● Work instructions
Find how many lines of the listing below include the word "Asia", then report the number by itself.

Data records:
━━━

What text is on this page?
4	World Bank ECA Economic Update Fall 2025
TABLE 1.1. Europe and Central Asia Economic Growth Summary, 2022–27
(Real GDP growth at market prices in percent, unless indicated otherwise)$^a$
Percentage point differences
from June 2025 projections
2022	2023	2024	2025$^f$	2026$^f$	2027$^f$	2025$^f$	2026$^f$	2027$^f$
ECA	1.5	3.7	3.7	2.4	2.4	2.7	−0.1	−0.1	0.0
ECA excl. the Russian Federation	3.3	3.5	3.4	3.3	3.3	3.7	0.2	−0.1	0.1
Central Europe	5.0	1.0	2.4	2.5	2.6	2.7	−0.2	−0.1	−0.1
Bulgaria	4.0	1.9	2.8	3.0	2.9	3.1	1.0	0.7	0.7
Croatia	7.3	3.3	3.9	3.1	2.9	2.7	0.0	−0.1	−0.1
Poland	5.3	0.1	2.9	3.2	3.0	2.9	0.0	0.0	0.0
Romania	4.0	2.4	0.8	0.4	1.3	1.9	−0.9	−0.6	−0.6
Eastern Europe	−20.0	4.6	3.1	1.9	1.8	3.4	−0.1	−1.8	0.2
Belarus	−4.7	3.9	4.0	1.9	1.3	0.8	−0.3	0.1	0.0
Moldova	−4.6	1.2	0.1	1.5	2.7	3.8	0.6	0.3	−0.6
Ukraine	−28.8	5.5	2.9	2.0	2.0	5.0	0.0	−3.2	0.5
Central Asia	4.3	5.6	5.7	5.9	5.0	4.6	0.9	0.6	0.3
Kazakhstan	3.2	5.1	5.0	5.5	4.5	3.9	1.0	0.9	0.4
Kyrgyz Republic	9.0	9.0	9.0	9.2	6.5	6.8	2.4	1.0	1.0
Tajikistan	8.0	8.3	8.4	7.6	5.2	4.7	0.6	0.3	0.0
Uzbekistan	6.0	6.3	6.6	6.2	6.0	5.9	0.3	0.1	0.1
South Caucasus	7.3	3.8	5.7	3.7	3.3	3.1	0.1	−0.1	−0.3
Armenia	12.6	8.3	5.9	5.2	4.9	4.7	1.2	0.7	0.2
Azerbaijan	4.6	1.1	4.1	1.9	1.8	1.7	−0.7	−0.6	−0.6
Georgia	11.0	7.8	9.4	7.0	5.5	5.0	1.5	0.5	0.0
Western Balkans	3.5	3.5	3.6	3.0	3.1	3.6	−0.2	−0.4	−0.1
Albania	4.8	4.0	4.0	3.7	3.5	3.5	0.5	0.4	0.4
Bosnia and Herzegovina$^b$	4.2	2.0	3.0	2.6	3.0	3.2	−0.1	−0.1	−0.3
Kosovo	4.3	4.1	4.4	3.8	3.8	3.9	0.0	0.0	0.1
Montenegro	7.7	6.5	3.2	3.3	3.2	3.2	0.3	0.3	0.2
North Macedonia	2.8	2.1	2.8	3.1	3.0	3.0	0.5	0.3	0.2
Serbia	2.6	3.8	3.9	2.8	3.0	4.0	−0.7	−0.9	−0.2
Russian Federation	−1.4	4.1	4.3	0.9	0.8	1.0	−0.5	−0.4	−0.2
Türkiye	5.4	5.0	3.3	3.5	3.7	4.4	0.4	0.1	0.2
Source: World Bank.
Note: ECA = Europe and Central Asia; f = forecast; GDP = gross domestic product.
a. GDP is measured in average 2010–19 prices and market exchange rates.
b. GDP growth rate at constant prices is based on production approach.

━━━

● Full solution
3